• _Your instructions_
Images should be left out, and everything else in the listing reproduced exactly.

• _Extracted records_
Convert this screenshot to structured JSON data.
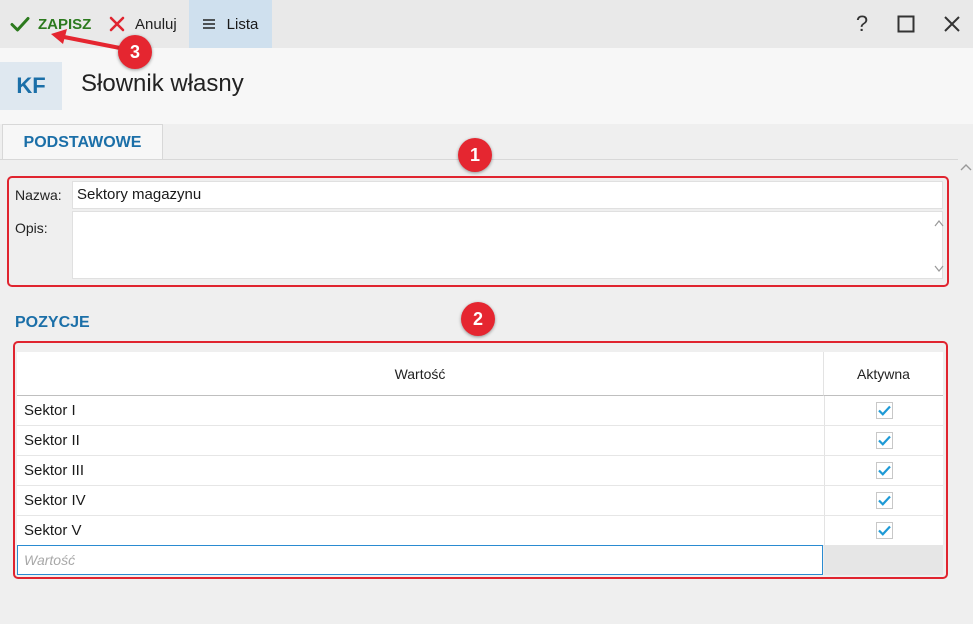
{
  "toolbar": {
    "save_label": "ZAPISZ",
    "cancel_label": "Anuluj",
    "list_label": "Lista",
    "help_label": "?"
  },
  "header": {
    "badge": "KF",
    "title": "Słownik własny"
  },
  "tabs": [
    {
      "label": "PODSTAWOWE",
      "active": true
    }
  ],
  "form": {
    "name_label": "Nazwa:",
    "name_value": "Sektory magazynu",
    "desc_label": "Opis:",
    "desc_value": ""
  },
  "positions": {
    "title": "POZYCJE",
    "columns": [
      "Wartość",
      "Aktywna"
    ],
    "rows": [
      {
        "value": "Sektor I",
        "active": true
      },
      {
        "value": "Sektor II",
        "active": true
      },
      {
        "value": "Sektor III",
        "active": true
      },
      {
        "value": "Sektor IV",
        "active": true
      },
      {
        "value": "Sektor V",
        "active": true
      }
    ],
    "new_row_placeholder": "Wartość"
  },
  "annotations": {
    "badge1": "1",
    "badge2": "2",
    "badge3": "3"
  },
  "colors": {
    "accent_blue": "#1b6fa8",
    "save_green": "#2c7a1e",
    "cancel_red": "#e0242f",
    "check_blue": "#1e9ad6",
    "annotation_red": "#e0242f"
  },
  "icons": {
    "save": "checkmark-icon",
    "cancel": "x-icon",
    "list": "hamburger-icon",
    "maximize": "square-icon",
    "close": "close-icon"
  }
}
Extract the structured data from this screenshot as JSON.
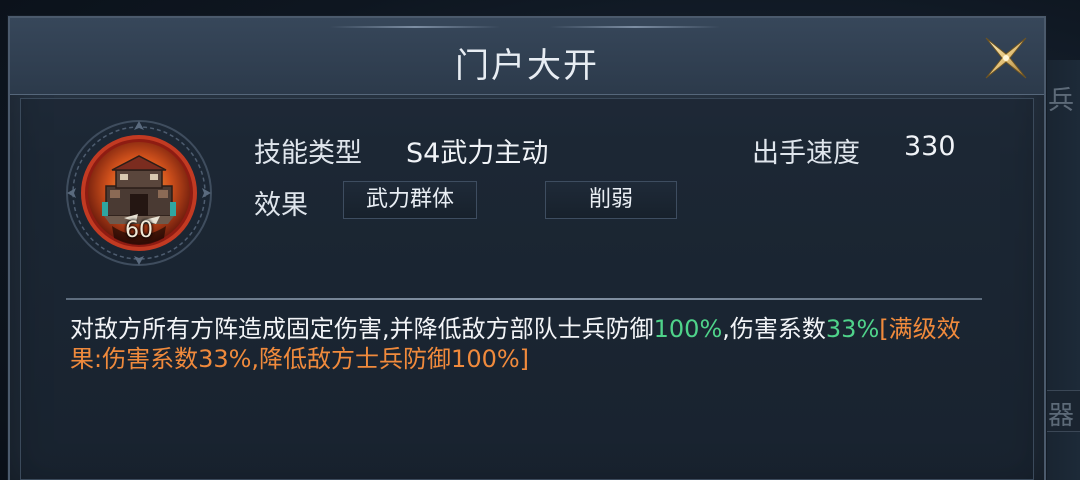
{
  "dialog": {
    "title": "门户大开"
  },
  "skill": {
    "level": "60",
    "type_label": "技能类型",
    "type_value": "S4武力主动",
    "speed_label": "出手速度",
    "speed_value": "330",
    "effect_label": "效果",
    "effect_tags": [
      "武力群体",
      "削弱"
    ]
  },
  "description": {
    "part1": "对敌方所有方阵造成固定伤害,并降低敌方部队士兵防御",
    "value1": "100%",
    "part2": ",伤害系数",
    "value2": "33%",
    "full_level_effect": "[满级效果:伤害系数33%,降低敌方士兵防御100%]"
  },
  "background": {
    "side_label_top": "兵",
    "side_label_bottom": "器"
  },
  "colors": {
    "highlight_green": "#4fd38a",
    "full_level_orange": "#f08a3c",
    "close_icon_gold": "#e3c27a"
  },
  "icons": {
    "close": "close-x-icon",
    "skill": "fortress-gate-icon"
  }
}
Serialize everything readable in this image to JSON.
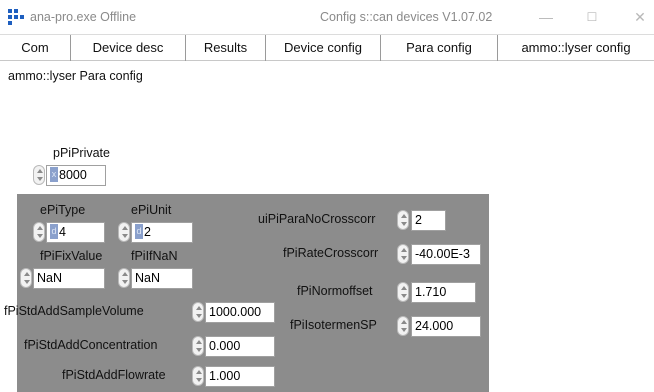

• _Exercise response_
Convert this screenshot to structured JSON data.
{
  "toolbar": {
    "save_label": "ZAPISZ",
    "cancel_label": "Anuluj",
    "list_label": "Lista",
    "help_label": "?"
  },
  "header": {
    "badge": "KF",
    "title": "Słownik własny"
  },
  "tabs": [
    {
      "label": "PODSTAWOWE",
      "active": true
    }
  ],
  "form": {
    "name_label": "Nazwa:",
    "name_value": "Sektory magazynu",
    "desc_label": "Opis:",
    "desc_value": ""
  },
  "positions": {
    "title": "POZYCJE",
    "columns": [
      "Wartość",
      "Aktywna"
    ],
    "rows": [
      {
        "value": "Sektor I",
        "active": true
      },
      {
        "value": "Sektor II",
        "active": true
      },
      {
        "value": "Sektor III",
        "active": true
      },
      {
        "value": "Sektor IV",
        "active": true
      },
      {
        "value": "Sektor V",
        "active": true
      }
    ],
    "new_row_placeholder": "Wartość"
  },
  "annotations": {
    "badge1": "1",
    "badge2": "2",
    "badge3": "3"
  },
  "colors": {
    "accent_blue": "#1b6fa8",
    "save_green": "#2c7a1e",
    "cancel_red": "#e0242f",
    "check_blue": "#1e9ad6",
    "annotation_red": "#e0242f"
  },
  "icons": {
    "save": "checkmark-icon",
    "cancel": "x-icon",
    "list": "hamburger-icon",
    "maximize": "square-icon",
    "close": "close-icon"
  }
}
Extract the structured data from this screenshot as JSON.
{
  "dialog": {
    "title": "门户大开"
  },
  "skill": {
    "level": "60",
    "type_label": "技能类型",
    "type_value": "S4武力主动",
    "speed_label": "出手速度",
    "speed_value": "330",
    "effect_label": "效果",
    "effect_tags": [
      "武力群体",
      "削弱"
    ]
  },
  "description": {
    "part1": "对敌方所有方阵造成固定伤害,并降低敌方部队士兵防御",
    "value1": "100%",
    "part2": ",伤害系数",
    "value2": "33%",
    "full_level_effect": "[满级效果:伤害系数33%,降低敌方士兵防御100%]"
  },
  "background": {
    "side_label_top": "兵",
    "side_label_bottom": "器"
  },
  "colors": {
    "highlight_green": "#4fd38a",
    "full_level_orange": "#f08a3c",
    "close_icon_gold": "#e3c27a"
  },
  "icons": {
    "close": "close-x-icon",
    "skill": "fortress-gate-icon"
  }
}
Serialize everything readable in this image to JSON.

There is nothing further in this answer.